== PROBLEM ==
Keep only the lines of the data below that contain "this", and copy them.

== DATA FOR THE TASK ==
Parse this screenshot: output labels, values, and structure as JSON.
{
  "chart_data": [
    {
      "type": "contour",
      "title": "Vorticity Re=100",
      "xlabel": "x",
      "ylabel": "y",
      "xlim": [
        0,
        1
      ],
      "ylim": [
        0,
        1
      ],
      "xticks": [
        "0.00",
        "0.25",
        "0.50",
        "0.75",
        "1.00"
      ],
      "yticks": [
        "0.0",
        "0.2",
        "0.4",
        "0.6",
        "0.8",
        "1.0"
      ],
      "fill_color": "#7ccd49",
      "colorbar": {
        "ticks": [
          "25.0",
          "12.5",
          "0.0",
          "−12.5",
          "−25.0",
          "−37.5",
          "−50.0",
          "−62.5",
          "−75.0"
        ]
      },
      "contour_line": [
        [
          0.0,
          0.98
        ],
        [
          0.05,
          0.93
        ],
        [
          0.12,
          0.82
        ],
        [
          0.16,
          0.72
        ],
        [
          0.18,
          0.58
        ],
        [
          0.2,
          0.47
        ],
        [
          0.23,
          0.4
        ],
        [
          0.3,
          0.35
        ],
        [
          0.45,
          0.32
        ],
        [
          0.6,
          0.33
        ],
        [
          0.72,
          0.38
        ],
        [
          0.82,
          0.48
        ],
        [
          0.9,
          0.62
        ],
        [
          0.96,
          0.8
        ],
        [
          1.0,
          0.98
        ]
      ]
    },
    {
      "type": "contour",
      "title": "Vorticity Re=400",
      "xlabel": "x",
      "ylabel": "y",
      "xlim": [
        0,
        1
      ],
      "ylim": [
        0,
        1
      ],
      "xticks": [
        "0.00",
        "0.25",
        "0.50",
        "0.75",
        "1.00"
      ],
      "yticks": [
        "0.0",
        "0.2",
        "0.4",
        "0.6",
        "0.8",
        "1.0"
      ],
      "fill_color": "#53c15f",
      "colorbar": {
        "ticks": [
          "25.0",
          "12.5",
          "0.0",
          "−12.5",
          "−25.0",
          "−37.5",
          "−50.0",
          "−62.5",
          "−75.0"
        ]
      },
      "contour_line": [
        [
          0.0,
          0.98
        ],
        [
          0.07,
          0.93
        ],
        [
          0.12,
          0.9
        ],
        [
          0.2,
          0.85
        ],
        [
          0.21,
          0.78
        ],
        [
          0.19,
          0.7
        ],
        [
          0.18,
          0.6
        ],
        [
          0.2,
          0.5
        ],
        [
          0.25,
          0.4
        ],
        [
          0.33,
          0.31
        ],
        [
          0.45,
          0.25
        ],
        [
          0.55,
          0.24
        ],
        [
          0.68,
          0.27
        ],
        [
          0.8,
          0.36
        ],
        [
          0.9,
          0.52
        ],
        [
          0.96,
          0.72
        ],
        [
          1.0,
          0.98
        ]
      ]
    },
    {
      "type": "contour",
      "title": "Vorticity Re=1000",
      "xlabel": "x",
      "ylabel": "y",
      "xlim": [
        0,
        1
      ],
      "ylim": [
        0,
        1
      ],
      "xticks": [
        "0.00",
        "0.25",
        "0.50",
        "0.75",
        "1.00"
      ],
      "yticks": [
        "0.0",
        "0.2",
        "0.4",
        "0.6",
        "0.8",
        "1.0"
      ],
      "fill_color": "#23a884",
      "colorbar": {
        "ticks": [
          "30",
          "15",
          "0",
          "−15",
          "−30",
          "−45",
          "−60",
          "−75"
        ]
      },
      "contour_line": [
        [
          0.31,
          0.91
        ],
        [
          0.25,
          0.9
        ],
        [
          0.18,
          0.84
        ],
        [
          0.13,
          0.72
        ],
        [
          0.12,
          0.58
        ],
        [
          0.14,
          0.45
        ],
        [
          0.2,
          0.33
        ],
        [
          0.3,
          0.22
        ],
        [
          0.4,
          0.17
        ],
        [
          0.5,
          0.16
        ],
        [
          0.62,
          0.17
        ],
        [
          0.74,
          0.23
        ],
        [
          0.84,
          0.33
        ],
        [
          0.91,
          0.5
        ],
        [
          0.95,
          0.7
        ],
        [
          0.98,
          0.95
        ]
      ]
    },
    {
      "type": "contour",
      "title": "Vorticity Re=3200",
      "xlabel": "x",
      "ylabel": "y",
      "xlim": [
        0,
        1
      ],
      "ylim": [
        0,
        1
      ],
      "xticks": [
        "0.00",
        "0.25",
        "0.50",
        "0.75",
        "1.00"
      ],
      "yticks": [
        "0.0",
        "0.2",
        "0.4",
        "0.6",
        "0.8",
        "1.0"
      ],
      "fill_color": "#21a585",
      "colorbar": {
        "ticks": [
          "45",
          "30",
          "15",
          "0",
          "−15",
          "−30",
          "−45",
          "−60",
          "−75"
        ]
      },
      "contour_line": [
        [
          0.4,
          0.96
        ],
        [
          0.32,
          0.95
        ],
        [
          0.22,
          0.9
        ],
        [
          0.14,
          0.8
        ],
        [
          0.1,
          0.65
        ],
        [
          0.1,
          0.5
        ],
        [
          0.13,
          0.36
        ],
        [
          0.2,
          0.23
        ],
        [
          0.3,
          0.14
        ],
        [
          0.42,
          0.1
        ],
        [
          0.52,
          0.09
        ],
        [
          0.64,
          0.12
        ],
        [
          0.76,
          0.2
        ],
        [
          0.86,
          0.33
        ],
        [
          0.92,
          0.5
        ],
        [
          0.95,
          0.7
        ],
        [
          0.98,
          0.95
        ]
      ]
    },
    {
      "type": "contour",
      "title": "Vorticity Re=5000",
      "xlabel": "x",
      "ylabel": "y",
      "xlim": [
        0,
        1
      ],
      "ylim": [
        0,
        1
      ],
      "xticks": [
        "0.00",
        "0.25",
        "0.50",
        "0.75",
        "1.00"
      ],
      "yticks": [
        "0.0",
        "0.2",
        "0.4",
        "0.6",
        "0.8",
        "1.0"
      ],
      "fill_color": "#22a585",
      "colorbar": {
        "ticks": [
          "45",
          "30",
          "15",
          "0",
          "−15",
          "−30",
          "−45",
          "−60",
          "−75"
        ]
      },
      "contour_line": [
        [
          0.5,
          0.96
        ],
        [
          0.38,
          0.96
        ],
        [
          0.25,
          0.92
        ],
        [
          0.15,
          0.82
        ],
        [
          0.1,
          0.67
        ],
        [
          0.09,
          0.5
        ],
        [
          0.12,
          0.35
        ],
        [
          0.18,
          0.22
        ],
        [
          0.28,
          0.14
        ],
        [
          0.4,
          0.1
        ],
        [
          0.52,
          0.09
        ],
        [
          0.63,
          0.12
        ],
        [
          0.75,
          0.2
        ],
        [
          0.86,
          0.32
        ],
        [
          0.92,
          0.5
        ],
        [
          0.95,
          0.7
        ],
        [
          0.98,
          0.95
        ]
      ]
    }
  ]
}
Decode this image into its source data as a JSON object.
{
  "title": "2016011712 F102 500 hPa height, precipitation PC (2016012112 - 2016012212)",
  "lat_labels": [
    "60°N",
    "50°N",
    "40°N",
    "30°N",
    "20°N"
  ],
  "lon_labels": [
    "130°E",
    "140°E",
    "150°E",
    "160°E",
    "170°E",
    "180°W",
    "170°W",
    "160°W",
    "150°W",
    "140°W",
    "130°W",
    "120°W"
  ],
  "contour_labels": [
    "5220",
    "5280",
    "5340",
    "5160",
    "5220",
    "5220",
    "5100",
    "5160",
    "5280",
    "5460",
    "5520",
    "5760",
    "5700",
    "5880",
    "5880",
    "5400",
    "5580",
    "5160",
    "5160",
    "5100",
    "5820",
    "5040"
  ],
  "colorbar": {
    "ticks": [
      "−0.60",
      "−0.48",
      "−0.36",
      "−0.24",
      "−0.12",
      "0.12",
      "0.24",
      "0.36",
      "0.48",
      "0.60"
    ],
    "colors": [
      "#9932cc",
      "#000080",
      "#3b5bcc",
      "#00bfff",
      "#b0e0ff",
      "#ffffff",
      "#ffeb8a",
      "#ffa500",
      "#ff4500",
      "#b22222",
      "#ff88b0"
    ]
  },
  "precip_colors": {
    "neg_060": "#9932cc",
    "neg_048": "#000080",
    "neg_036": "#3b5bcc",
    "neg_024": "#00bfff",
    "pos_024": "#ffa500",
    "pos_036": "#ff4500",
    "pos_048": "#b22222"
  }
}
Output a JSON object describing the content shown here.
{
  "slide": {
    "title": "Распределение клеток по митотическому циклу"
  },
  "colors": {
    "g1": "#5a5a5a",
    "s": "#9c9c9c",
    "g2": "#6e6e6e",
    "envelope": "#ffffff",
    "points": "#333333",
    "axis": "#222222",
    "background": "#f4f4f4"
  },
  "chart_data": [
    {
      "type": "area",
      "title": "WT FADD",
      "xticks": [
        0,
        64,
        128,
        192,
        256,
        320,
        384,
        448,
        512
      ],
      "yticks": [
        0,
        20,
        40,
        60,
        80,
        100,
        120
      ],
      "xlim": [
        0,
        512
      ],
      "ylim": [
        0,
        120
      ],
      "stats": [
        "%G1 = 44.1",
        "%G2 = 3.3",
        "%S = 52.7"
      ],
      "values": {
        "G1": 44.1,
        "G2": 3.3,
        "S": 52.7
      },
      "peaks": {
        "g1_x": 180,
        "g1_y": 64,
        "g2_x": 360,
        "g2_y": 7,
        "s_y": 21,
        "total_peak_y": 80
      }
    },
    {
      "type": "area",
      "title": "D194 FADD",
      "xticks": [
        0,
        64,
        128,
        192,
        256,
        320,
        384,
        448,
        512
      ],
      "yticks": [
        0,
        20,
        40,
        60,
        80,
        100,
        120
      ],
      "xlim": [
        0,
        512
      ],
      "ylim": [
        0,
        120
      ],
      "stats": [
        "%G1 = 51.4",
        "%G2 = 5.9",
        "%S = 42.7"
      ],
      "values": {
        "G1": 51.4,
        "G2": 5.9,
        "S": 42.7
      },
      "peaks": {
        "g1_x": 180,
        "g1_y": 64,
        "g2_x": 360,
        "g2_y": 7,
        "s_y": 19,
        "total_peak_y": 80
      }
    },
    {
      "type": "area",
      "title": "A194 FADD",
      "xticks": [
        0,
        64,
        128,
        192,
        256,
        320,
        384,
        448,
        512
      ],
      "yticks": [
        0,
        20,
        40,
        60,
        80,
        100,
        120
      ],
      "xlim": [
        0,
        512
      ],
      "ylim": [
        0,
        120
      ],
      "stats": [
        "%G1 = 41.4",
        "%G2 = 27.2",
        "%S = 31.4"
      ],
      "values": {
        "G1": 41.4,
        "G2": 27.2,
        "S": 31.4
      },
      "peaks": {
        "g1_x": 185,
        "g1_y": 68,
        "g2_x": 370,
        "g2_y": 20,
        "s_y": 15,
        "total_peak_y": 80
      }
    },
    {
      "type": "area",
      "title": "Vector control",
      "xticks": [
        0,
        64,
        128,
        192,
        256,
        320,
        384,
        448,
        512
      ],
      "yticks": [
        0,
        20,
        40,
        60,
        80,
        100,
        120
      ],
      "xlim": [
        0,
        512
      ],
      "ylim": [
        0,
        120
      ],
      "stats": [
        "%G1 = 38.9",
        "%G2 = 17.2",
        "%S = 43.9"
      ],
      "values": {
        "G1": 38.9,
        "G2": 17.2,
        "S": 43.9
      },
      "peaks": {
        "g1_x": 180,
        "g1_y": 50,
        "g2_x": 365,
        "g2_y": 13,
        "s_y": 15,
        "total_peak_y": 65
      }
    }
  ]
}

== ANSWER ==
Parse this screenshot: output labels, values, and structure as JSON.
Decode this image into its source data as a JSON object.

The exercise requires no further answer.